THE PROBLEM: Write out each of the lines below exactly as they appear, from first to last.

SUPPLIED ENTRIES:

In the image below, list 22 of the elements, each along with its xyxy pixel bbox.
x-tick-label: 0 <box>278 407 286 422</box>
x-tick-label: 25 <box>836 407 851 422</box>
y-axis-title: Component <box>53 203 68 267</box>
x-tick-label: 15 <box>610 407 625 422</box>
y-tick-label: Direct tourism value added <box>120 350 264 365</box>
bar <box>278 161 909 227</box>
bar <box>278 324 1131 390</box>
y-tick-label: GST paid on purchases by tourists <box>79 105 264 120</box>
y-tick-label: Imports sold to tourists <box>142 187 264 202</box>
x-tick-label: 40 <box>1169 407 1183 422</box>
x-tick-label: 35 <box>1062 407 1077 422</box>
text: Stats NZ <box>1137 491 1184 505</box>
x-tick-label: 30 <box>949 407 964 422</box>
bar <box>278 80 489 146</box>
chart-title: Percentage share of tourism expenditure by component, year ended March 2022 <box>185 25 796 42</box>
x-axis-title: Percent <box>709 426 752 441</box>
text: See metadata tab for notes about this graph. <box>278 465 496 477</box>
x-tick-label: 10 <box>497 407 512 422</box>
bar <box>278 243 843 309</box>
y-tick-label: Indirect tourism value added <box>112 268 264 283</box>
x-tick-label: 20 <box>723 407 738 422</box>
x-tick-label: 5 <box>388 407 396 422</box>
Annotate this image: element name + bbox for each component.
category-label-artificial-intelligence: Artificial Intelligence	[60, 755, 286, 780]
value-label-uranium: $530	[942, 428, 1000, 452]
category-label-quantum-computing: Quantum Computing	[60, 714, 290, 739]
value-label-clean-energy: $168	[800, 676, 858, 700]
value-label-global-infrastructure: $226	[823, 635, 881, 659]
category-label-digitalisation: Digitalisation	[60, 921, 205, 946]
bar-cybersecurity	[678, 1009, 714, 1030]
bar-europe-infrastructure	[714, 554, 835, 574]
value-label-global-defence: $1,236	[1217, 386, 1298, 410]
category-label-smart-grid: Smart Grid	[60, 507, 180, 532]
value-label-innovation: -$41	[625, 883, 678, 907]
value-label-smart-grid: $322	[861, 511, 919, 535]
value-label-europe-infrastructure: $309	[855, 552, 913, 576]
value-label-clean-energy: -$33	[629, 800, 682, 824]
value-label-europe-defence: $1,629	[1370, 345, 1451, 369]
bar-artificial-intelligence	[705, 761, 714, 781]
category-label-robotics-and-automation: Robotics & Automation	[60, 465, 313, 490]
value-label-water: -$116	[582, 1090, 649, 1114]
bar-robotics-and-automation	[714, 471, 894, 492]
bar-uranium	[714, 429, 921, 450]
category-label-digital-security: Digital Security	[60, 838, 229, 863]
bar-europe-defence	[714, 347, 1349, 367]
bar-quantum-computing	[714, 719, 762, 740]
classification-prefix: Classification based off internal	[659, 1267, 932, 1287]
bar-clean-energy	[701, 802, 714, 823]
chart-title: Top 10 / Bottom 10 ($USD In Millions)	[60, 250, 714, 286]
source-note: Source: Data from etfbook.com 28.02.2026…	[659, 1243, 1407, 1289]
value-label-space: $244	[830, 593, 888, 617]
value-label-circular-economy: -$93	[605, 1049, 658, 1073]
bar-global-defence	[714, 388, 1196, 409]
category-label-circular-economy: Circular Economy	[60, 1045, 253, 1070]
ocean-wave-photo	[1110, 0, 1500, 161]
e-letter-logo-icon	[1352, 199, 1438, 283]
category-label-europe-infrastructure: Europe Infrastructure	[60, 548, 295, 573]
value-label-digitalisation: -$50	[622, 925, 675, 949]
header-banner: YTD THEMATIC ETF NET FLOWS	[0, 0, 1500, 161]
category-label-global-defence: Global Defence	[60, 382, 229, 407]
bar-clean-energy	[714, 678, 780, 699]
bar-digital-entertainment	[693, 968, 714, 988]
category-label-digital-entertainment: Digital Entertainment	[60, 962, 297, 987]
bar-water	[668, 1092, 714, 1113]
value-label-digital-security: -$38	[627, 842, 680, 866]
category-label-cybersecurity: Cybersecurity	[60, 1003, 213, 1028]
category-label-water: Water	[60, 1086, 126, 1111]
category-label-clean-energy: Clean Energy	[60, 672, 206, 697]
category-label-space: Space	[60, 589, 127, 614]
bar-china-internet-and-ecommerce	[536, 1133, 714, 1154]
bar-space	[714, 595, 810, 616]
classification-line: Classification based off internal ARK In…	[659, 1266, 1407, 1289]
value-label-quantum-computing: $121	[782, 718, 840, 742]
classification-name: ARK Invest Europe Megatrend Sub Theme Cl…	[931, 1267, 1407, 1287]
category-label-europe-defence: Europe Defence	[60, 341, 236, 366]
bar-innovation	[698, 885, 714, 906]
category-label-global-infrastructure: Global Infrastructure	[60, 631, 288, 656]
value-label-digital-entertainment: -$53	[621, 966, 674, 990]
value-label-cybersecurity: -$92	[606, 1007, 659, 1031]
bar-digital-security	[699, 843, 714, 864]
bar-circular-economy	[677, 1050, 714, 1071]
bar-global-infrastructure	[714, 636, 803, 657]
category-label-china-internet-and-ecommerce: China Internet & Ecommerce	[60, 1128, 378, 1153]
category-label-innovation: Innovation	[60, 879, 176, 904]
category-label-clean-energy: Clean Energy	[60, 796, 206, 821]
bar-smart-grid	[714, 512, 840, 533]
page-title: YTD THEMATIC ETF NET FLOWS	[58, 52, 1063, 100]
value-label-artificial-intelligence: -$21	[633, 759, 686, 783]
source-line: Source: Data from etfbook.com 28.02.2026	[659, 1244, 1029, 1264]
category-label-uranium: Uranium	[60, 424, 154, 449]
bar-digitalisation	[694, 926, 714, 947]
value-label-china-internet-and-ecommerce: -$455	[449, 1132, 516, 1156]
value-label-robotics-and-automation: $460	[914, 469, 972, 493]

TASK RESULT:
In the image below, list 22 of the elements, each along with its xyxy pixel bbox.
x-tick-label: 0 <box>278 407 286 422</box>
x-tick-label: 25 <box>836 407 851 422</box>
y-axis-title: Component <box>53 203 68 267</box>
x-tick-label: 15 <box>610 407 625 422</box>
y-tick-label: Direct tourism value added <box>120 350 264 365</box>
bar <box>278 161 909 227</box>
bar <box>278 324 1131 390</box>
y-tick-label: GST paid on purchases by tourists <box>79 105 264 120</box>
y-tick-label: Imports sold to tourists <box>142 187 264 202</box>
x-tick-label: 40 <box>1169 407 1183 422</box>
x-tick-label: 35 <box>1062 407 1077 422</box>
text: Stats NZ <box>1137 491 1184 505</box>
x-tick-label: 30 <box>949 407 964 422</box>
bar <box>278 80 489 146</box>
chart-title: Percentage share of tourism expenditure by component, year ended March 2022 <box>185 25 796 42</box>
x-axis-title: Percent <box>709 426 752 441</box>
text: See metadata tab for notes about this graph. <box>278 465 496 477</box>
x-tick-label: 10 <box>497 407 512 422</box>
bar <box>278 243 843 309</box>
y-tick-label: Indirect tourism value added <box>112 268 264 283</box>
x-tick-label: 20 <box>723 407 738 422</box>
x-tick-label: 5 <box>388 407 396 422</box>
Annotate this image: element name + bbox for each component.
category-label-artificial-intelligence: Artificial Intelligence	[60, 755, 286, 780]
value-label-uranium: $530	[942, 428, 1000, 452]
category-label-quantum-computing: Quantum Computing	[60, 714, 290, 739]
value-label-clean-energy: $168	[800, 676, 858, 700]
value-label-global-infrastructure: $226	[823, 635, 881, 659]
category-label-digitalisation: Digitalisation	[60, 921, 205, 946]
bar-cybersecurity	[678, 1009, 714, 1030]
bar-europe-infrastructure	[714, 554, 835, 574]
value-label-global-defence: $1,236	[1217, 386, 1298, 410]
category-label-smart-grid: Smart Grid	[60, 507, 180, 532]
value-label-innovation: -$41	[625, 883, 678, 907]
value-label-smart-grid: $322	[861, 511, 919, 535]
value-label-europe-infrastructure: $309	[855, 552, 913, 576]
value-label-clean-energy: -$33	[629, 800, 682, 824]
value-label-europe-defence: $1,629	[1370, 345, 1451, 369]
bar-artificial-intelligence	[705, 761, 714, 781]
category-label-robotics-and-automation: Robotics & Automation	[60, 465, 313, 490]
value-label-water: -$116	[582, 1090, 649, 1114]
bar-robotics-and-automation	[714, 471, 894, 492]
bar-uranium	[714, 429, 921, 450]
category-label-digital-security: Digital Security	[60, 838, 229, 863]
bar-europe-defence	[714, 347, 1349, 367]
bar-quantum-computing	[714, 719, 762, 740]
classification-prefix: Classification based off internal	[659, 1267, 932, 1287]
bar-clean-energy	[701, 802, 714, 823]
chart-title: Top 10 / Bottom 10 ($USD In Millions)	[60, 250, 714, 286]
source-note: Source: Data from etfbook.com 28.02.2026…	[659, 1243, 1407, 1289]
value-label-space: $244	[830, 593, 888, 617]
value-label-circular-economy: -$93	[605, 1049, 658, 1073]
bar-global-defence	[714, 388, 1196, 409]
category-label-circular-economy: Circular Economy	[60, 1045, 253, 1070]
ocean-wave-photo	[1110, 0, 1500, 161]
e-letter-logo-icon	[1352, 199, 1438, 283]
category-label-europe-infrastructure: Europe Infrastructure	[60, 548, 295, 573]
value-label-digitalisation: -$50	[622, 925, 675, 949]
header-banner: YTD THEMATIC ETF NET FLOWS	[0, 0, 1500, 161]
category-label-global-defence: Global Defence	[60, 382, 229, 407]
bar-clean-energy	[714, 678, 780, 699]
bar-digital-entertainment	[693, 968, 714, 988]
category-label-digital-entertainment: Digital Entertainment	[60, 962, 297, 987]
bar-water	[668, 1092, 714, 1113]
value-label-digital-security: -$38	[627, 842, 680, 866]
category-label-cybersecurity: Cybersecurity	[60, 1003, 213, 1028]
category-label-water: Water	[60, 1086, 126, 1111]
category-label-clean-energy: Clean Energy	[60, 672, 206, 697]
category-label-space: Space	[60, 589, 127, 614]
bar-china-internet-and-ecommerce	[536, 1133, 714, 1154]
bar-space	[714, 595, 810, 616]
classification-line: Classification based off internal ARK In…	[659, 1266, 1407, 1289]
value-label-quantum-computing: $121	[782, 718, 840, 742]
classification-name: ARK Invest Europe Megatrend Sub Theme Cl…	[931, 1267, 1407, 1287]
category-label-europe-defence: Europe Defence	[60, 341, 236, 366]
bar-innovation	[698, 885, 714, 906]
category-label-global-infrastructure: Global Infrastructure	[60, 631, 288, 656]
value-label-digital-entertainment: -$53	[621, 966, 674, 990]
value-label-cybersecurity: -$92	[606, 1007, 659, 1031]
bar-digital-security	[699, 843, 714, 864]
bar-circular-economy	[677, 1050, 714, 1071]
bar-global-infrastructure	[714, 636, 803, 657]
category-label-china-internet-and-ecommerce: China Internet & Ecommerce	[60, 1128, 378, 1153]
category-label-innovation: Innovation	[60, 879, 176, 904]
category-label-clean-energy: Clean Energy	[60, 796, 206, 821]
bar-smart-grid	[714, 512, 840, 533]
page-title: YTD THEMATIC ETF NET FLOWS	[58, 52, 1063, 100]
value-label-artificial-intelligence: -$21	[633, 759, 686, 783]
source-line: Source: Data from etfbook.com 28.02.2026	[659, 1244, 1029, 1264]
category-label-uranium: Uranium	[60, 424, 154, 449]
bar-digitalisation	[694, 926, 714, 947]
value-label-china-internet-and-ecommerce: -$455	[449, 1132, 516, 1156]
value-label-robotics-and-automation: $460	[914, 469, 972, 493]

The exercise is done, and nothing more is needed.